• **Input material**:
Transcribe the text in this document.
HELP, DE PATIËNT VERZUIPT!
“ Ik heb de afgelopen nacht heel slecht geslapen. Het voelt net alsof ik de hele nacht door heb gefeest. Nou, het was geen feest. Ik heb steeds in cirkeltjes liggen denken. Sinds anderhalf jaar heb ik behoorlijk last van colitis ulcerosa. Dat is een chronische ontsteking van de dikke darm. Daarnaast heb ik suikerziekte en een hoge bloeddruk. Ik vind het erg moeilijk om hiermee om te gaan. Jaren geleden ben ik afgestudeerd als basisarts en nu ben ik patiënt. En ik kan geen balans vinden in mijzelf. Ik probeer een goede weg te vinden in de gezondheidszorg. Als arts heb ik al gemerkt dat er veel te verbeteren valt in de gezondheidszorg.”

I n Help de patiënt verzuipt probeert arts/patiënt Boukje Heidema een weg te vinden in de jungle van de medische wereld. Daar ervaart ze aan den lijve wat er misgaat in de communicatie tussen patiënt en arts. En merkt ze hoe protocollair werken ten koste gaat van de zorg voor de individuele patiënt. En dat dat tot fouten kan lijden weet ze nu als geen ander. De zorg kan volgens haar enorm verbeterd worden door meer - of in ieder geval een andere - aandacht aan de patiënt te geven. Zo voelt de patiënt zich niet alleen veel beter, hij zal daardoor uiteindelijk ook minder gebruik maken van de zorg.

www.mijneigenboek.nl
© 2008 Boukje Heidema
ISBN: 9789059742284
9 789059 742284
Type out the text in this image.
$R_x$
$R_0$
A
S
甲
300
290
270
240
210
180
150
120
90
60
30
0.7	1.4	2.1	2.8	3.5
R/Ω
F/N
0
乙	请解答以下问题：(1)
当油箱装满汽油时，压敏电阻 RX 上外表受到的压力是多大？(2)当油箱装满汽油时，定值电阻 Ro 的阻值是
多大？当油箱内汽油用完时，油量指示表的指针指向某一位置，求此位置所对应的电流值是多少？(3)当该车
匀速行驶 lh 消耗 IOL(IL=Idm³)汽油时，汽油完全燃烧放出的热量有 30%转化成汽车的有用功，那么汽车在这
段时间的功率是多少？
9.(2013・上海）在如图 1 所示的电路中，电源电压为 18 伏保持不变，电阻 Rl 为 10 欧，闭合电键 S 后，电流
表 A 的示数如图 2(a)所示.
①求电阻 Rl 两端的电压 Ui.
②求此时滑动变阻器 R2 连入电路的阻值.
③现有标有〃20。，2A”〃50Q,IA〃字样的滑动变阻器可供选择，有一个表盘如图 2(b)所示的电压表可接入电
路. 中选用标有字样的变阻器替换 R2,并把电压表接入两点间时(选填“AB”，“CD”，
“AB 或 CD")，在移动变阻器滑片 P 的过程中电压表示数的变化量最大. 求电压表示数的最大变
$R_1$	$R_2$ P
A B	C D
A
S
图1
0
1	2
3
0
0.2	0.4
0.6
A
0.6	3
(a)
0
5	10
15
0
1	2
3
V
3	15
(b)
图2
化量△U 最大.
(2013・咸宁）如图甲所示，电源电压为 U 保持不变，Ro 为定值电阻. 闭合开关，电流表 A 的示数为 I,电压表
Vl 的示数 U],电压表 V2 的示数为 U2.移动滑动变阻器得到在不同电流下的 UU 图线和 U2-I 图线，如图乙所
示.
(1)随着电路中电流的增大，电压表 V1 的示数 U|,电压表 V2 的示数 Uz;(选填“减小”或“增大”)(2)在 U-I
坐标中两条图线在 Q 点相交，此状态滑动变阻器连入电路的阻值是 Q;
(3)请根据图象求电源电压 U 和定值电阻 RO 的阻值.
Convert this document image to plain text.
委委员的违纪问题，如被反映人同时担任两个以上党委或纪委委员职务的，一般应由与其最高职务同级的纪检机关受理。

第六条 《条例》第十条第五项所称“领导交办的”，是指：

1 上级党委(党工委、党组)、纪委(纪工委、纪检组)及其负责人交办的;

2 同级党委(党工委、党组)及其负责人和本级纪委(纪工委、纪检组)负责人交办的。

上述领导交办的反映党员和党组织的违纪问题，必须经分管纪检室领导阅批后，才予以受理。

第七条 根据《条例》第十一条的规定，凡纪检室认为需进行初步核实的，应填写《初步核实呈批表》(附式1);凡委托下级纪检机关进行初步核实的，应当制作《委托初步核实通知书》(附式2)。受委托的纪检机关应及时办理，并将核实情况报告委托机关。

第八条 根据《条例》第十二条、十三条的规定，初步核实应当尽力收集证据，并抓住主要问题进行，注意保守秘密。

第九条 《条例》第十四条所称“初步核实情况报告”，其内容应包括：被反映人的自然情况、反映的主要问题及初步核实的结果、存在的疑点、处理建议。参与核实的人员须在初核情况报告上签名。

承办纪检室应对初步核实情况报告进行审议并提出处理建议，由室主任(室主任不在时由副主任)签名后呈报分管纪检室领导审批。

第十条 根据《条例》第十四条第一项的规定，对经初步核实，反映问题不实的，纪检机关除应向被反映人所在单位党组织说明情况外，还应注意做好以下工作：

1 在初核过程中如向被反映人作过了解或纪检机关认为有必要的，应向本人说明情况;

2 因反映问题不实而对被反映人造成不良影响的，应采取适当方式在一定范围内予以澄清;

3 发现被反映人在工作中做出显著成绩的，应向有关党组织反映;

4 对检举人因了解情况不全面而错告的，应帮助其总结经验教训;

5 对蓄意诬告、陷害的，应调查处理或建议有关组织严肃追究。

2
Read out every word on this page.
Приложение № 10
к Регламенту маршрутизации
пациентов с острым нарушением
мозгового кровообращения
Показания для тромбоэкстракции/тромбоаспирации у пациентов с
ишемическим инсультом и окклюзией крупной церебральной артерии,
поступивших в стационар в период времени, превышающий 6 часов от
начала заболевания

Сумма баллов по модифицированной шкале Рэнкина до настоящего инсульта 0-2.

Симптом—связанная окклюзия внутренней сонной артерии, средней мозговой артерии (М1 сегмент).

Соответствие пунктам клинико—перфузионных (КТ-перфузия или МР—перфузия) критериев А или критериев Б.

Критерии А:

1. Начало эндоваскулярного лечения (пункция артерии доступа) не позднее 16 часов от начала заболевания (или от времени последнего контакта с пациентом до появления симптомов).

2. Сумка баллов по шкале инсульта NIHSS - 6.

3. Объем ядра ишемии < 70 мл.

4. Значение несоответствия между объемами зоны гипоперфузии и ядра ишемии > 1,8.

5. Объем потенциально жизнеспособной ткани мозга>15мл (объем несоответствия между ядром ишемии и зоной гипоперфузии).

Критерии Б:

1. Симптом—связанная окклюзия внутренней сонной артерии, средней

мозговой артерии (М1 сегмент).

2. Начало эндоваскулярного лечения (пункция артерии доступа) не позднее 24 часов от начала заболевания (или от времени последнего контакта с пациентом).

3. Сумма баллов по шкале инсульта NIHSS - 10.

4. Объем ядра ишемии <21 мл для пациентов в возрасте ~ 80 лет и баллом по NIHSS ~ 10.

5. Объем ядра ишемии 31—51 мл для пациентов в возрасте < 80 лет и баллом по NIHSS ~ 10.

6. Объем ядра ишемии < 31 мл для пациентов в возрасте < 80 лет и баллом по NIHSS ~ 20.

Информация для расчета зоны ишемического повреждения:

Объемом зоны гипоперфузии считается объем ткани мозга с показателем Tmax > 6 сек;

• **Exercise objective**: Copy every record above exactly as it appears.

• **Full output**:
Transcribe the text in this document.
HELP, DE PATIËNT VERZUIPT!
“ Ik heb de afgelopen nacht heel slecht geslapen. Het voelt net alsof ik de hele nacht door heb gefeest. Nou, het was geen feest. Ik heb steeds in cirkeltjes liggen denken. Sinds anderhalf jaar heb ik behoorlijk last van colitis ulcerosa. Dat is een chronische ontsteking van de dikke darm. Daarnaast heb ik suikerziekte en een hoge bloeddruk. Ik vind het erg moeilijk om hiermee om te gaan. Jaren geleden ben ik afgestudeerd als basisarts en nu ben ik patiënt. En ik kan geen balans vinden in mijzelf. Ik probeer een goede weg te vinden in de gezondheidszorg. Als arts heb ik al gemerkt dat er veel te verbeteren valt in de gezondheidszorg.”

I n Help de patiënt verzuipt probeert arts/patiënt Boukje Heidema een weg te vinden in de jungle van de medische wereld. Daar ervaart ze aan den lijve wat er misgaat in de communicatie tussen patiënt en arts. En merkt ze hoe protocollair werken ten koste gaat van de zorg voor de individuele patiënt. En dat dat tot fouten kan lijden weet ze nu als geen ander. De zorg kan volgens haar enorm verbeterd worden door meer - of in ieder geval een andere - aandacht aan de patiënt te geven. Zo voelt de patiënt zich niet alleen veel beter, hij zal daardoor uiteindelijk ook minder gebruik maken van de zorg.

www.mijneigenboek.nl
© 2008 Boukje Heidema
ISBN: 9789059742284
9 789059 742284
Type out the text in this image.
$R_x$
$R_0$
A
S
甲
300
290
270
240
210
180
150
120
90
60
30
0.7	1.4	2.1	2.8	3.5
R/Ω
F/N
0
乙	请解答以下问题：(1)
当油箱装满汽油时，压敏电阻 RX 上外表受到的压力是多大？(2)当油箱装满汽油时，定值电阻 Ro 的阻值是
多大？当油箱内汽油用完时，油量指示表的指针指向某一位置，求此位置所对应的电流值是多少？(3)当该车
匀速行驶 lh 消耗 IOL(IL=Idm³)汽油时，汽油完全燃烧放出的热量有 30%转化成汽车的有用功，那么汽车在这
段时间的功率是多少？
9.(2013・上海）在如图 1 所示的电路中，电源电压为 18 伏保持不变，电阻 Rl 为 10 欧，闭合电键 S 后，电流
表 A 的示数如图 2(a)所示.
①求电阻 Rl 两端的电压 Ui.
②求此时滑动变阻器 R2 连入电路的阻值.
③现有标有〃20。，2A”〃50Q,IA〃字样的滑动变阻器可供选择，有一个表盘如图 2(b)所示的电压表可接入电
路. 中选用标有字样的变阻器替换 R2,并把电压表接入两点间时(选填“AB”，“CD”，
“AB 或 CD")，在移动变阻器滑片 P 的过程中电压表示数的变化量最大. 求电压表示数的最大变
$R_1$	$R_2$ P
A B	C D
A
S
图1
0
1	2
3
0
0.2	0.4
0.6
A
0.6	3
(a)
0
5	10
15
0
1	2
3
V
3	15
(b)
图2
化量△U 最大.
(2013・咸宁）如图甲所示，电源电压为 U 保持不变，Ro 为定值电阻. 闭合开关，电流表 A 的示数为 I,电压表
Vl 的示数 U],电压表 V2 的示数为 U2.移动滑动变阻器得到在不同电流下的 UU 图线和 U2-I 图线，如图乙所
示.
(1)随着电路中电流的增大，电压表 V1 的示数 U|,电压表 V2 的示数 Uz;(选填“减小”或“增大”)(2)在 U-I
坐标中两条图线在 Q 点相交，此状态滑动变阻器连入电路的阻值是 Q;
(3)请根据图象求电源电压 U 和定值电阻 RO 的阻值.
Convert this document image to plain text.
委委员的违纪问题，如被反映人同时担任两个以上党委或纪委委员职务的，一般应由与其最高职务同级的纪检机关受理。

第六条 《条例》第十条第五项所称“领导交办的”，是指：

1 上级党委(党工委、党组)、纪委(纪工委、纪检组)及其负责人交办的;

2 同级党委(党工委、党组)及其负责人和本级纪委(纪工委、纪检组)负责人交办的。

上述领导交办的反映党员和党组织的违纪问题，必须经分管纪检室领导阅批后，才予以受理。

第七条 根据《条例》第十一条的规定，凡纪检室认为需进行初步核实的，应填写《初步核实呈批表》(附式1);凡委托下级纪检机关进行初步核实的，应当制作《委托初步核实通知书》(附式2)。受委托的纪检机关应及时办理，并将核实情况报告委托机关。

第八条 根据《条例》第十二条、十三条的规定，初步核实应当尽力收集证据，并抓住主要问题进行，注意保守秘密。

第九条 《条例》第十四条所称“初步核实情况报告”，其内容应包括：被反映人的自然情况、反映的主要问题及初步核实的结果、存在的疑点、处理建议。参与核实的人员须在初核情况报告上签名。

承办纪检室应对初步核实情况报告进行审议并提出处理建议，由室主任(室主任不在时由副主任)签名后呈报分管纪检室领导审批。

第十条 根据《条例》第十四条第一项的规定，对经初步核实，反映问题不实的，纪检机关除应向被反映人所在单位党组织说明情况外，还应注意做好以下工作：

1 在初核过程中如向被反映人作过了解或纪检机关认为有必要的，应向本人说明情况;

2 因反映问题不实而对被反映人造成不良影响的，应采取适当方式在一定范围内予以澄清;

3 发现被反映人在工作中做出显著成绩的，应向有关党组织反映;

4 对检举人因了解情况不全面而错告的，应帮助其总结经验教训;

5 对蓄意诬告、陷害的，应调查处理或建议有关组织严肃追究。

2
Read out every word on this page.
Приложение № 10
к Регламенту маршрутизации
пациентов с острым нарушением
мозгового кровообращения
Показания для тромбоэкстракции/тромбоаспирации у пациентов с
ишемическим инсультом и окклюзией крупной церебральной артерии,
поступивших в стационар в период времени, превышающий 6 часов от
начала заболевания

Сумма баллов по модифицированной шкале Рэнкина до настоящего инсульта 0-2.

Симптом—связанная окклюзия внутренней сонной артерии, средней мозговой артерии (М1 сегмент).

Соответствие пунктам клинико—перфузионных (КТ-перфузия или МР—перфузия) критериев А или критериев Б.

Критерии А:

1. Начало эндоваскулярного лечения (пункция артерии доступа) не позднее 16 часов от начала заболевания (или от времени последнего контакта с пациентом до появления симптомов).

2. Сумка баллов по шкале инсульта NIHSS - 6.

3. Объем ядра ишемии < 70 мл.

4. Значение несоответствия между объемами зоны гипоперфузии и ядра ишемии > 1,8.

5. Объем потенциально жизнеспособной ткани мозга>15мл (объем несоответствия между ядром ишемии и зоной гипоперфузии).

Критерии Б:

1. Симптом—связанная окклюзия внутренней сонной артерии, средней

мозговой артерии (М1 сегмент).

2. Начало эндоваскулярного лечения (пункция артерии доступа) не позднее 24 часов от начала заболевания (или от времени последнего контакта с пациентом).

3. Сумма баллов по шкале инсульта NIHSS - 10.

4. Объем ядра ишемии <21 мл для пациентов в возрасте ~ 80 лет и баллом по NIHSS ~ 10.

5. Объем ядра ишемии 31—51 мл для пациентов в возрасте < 80 лет и баллом по NIHSS ~ 10.

6. Объем ядра ишемии < 31 мл для пациентов в возрасте < 80 лет и баллом по NIHSS ~ 20.

Информация для расчета зоны ишемического повреждения:

Объемом зоны гипоперфузии считается объем ткани мозга с показателем Tmax > 6 сек;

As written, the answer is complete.